— TASK DIRECTIONS —
Scan the data beneath this task and copy each line that includes "Specifications".

[Data records]
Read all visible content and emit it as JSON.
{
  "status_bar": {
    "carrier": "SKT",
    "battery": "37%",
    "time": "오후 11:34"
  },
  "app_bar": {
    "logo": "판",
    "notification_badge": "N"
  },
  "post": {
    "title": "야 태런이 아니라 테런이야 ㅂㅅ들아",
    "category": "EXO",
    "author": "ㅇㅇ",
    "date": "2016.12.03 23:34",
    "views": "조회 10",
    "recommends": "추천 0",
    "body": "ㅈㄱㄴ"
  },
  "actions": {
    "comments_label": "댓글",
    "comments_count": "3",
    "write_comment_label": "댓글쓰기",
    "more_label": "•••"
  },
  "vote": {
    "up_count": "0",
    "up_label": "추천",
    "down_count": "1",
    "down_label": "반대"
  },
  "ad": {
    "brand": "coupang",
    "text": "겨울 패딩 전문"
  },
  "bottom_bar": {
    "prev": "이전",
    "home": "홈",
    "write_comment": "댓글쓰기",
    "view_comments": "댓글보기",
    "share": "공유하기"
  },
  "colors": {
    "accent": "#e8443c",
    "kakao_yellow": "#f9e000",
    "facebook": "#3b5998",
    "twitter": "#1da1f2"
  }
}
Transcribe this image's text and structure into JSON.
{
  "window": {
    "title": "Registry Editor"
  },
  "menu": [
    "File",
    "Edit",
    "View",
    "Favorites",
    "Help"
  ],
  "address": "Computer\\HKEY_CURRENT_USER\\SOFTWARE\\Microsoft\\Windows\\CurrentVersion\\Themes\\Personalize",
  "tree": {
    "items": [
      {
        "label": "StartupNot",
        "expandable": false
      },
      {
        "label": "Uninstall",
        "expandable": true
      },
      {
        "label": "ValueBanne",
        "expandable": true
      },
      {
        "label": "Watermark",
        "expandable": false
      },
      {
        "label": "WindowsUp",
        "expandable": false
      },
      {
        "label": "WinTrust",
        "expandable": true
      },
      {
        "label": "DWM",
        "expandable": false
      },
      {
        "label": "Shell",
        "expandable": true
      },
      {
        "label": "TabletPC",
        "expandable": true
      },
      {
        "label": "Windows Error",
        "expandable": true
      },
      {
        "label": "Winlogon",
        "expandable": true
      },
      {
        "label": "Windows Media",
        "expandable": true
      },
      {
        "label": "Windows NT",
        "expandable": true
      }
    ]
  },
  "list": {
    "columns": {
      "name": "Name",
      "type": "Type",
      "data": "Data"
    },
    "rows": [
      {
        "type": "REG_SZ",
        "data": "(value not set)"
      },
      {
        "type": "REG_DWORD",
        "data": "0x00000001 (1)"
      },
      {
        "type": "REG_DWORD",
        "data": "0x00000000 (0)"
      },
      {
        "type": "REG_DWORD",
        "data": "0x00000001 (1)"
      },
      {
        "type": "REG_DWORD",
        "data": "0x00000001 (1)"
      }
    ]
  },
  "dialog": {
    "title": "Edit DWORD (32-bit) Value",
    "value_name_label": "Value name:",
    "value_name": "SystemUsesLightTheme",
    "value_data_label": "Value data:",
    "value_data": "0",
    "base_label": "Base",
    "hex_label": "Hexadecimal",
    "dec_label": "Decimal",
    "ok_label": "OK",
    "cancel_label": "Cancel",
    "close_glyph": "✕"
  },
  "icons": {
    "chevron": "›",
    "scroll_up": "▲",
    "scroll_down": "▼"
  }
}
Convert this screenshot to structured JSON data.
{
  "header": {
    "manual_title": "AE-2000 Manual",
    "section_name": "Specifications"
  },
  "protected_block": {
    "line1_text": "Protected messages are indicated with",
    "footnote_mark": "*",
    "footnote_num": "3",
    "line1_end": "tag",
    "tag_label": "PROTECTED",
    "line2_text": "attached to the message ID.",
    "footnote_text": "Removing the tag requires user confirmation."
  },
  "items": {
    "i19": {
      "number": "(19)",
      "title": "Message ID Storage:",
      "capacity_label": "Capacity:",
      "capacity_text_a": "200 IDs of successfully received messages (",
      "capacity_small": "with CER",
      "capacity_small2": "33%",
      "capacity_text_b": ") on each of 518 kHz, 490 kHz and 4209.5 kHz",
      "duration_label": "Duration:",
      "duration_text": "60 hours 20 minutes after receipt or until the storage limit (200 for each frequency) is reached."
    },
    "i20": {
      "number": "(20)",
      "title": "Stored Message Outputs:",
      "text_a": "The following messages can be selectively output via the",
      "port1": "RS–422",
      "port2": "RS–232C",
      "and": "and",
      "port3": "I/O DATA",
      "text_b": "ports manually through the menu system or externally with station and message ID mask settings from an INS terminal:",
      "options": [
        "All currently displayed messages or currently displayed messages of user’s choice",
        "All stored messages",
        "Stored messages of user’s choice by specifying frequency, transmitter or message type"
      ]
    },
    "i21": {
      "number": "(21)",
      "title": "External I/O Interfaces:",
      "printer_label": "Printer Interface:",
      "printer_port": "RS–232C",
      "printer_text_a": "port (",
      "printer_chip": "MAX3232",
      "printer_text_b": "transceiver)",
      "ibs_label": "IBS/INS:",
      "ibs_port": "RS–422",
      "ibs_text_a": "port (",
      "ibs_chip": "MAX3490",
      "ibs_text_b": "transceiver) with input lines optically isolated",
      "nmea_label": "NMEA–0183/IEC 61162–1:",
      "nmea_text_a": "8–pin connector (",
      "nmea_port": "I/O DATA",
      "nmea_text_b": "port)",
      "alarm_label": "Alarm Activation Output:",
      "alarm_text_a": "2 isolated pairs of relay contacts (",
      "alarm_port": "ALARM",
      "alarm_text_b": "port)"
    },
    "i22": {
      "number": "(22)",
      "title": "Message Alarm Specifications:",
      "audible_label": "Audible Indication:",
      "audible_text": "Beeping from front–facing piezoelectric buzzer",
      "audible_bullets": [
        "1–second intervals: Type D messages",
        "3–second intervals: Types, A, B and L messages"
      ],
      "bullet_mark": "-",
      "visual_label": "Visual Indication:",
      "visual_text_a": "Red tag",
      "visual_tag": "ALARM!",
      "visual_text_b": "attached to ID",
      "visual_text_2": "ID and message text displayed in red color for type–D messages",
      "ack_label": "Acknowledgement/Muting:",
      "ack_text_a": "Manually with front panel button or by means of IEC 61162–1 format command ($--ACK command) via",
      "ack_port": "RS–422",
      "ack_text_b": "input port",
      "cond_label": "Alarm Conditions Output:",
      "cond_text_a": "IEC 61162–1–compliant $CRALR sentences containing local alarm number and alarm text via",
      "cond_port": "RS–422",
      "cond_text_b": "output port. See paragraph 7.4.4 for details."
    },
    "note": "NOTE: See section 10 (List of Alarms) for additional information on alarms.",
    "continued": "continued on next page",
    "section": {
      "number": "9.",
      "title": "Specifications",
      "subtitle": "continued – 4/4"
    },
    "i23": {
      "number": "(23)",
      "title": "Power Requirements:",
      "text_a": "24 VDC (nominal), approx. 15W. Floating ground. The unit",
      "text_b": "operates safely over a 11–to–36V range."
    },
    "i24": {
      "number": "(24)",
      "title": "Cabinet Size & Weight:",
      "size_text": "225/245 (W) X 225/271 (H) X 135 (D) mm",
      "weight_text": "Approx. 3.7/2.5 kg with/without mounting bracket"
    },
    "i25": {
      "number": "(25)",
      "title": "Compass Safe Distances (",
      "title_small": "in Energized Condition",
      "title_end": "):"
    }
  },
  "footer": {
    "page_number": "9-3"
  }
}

— TASK RESULT —
    "section_name": "Specifications"
      "title": "Message Alarm Specifications:",
      "title": "Specifications",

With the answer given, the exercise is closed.